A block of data

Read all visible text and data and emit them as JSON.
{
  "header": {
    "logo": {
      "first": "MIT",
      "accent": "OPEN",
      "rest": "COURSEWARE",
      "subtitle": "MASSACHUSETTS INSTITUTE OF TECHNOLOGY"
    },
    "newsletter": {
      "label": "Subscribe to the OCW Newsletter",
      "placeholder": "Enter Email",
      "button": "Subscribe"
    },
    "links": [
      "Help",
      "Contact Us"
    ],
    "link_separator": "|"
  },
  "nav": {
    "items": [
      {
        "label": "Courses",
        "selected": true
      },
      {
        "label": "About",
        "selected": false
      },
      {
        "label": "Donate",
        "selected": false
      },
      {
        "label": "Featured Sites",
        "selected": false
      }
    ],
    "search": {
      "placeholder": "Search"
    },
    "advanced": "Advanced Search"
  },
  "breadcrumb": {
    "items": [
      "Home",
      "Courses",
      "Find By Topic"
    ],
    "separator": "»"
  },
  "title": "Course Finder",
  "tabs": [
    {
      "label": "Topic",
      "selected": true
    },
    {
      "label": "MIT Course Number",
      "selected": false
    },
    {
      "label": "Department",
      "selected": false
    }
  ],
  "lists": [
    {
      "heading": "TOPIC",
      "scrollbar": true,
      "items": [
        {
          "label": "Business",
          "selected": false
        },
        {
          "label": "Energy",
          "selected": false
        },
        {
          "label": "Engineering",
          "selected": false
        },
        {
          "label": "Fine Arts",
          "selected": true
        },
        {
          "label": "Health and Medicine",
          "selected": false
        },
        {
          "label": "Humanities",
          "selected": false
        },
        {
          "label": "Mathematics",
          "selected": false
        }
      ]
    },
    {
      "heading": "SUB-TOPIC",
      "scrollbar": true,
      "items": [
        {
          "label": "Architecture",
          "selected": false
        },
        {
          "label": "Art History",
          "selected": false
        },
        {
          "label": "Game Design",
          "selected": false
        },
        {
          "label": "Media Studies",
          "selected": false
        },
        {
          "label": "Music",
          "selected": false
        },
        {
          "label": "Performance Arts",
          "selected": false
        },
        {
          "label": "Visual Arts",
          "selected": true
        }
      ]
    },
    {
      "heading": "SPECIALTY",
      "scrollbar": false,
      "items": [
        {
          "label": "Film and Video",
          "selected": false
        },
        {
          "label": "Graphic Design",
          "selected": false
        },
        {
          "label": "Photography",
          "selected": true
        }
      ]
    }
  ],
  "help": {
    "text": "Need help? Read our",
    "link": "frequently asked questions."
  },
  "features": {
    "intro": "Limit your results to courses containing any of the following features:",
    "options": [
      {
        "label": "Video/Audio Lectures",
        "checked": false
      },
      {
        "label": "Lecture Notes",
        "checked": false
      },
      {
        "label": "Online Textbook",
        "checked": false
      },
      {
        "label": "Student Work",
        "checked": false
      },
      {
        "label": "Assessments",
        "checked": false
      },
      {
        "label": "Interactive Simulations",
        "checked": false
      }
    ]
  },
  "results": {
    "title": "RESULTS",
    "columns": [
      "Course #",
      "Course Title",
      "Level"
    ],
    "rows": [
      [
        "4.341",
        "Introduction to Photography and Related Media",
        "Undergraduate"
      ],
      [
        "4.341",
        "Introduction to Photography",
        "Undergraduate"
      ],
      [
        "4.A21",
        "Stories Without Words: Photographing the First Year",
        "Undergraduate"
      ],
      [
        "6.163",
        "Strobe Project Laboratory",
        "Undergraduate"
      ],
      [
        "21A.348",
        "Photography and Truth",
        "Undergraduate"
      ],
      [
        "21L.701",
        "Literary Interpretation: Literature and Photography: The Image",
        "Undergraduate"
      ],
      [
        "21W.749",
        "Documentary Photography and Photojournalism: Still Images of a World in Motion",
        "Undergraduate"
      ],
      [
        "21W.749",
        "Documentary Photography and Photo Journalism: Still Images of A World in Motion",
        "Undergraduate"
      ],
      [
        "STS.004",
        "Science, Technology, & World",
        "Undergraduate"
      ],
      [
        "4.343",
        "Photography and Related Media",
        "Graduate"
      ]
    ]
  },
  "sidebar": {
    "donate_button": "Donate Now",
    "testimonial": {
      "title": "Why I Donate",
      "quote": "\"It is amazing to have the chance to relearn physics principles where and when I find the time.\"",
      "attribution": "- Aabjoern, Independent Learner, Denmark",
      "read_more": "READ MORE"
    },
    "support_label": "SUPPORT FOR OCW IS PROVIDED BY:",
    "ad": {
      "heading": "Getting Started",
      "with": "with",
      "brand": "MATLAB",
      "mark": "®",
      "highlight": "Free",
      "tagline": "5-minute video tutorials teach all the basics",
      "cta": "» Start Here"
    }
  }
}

* [Problem to work on]
Above is a listing; report how many of its lines include the word "Design", giving the number only.

* [Result of the task]
2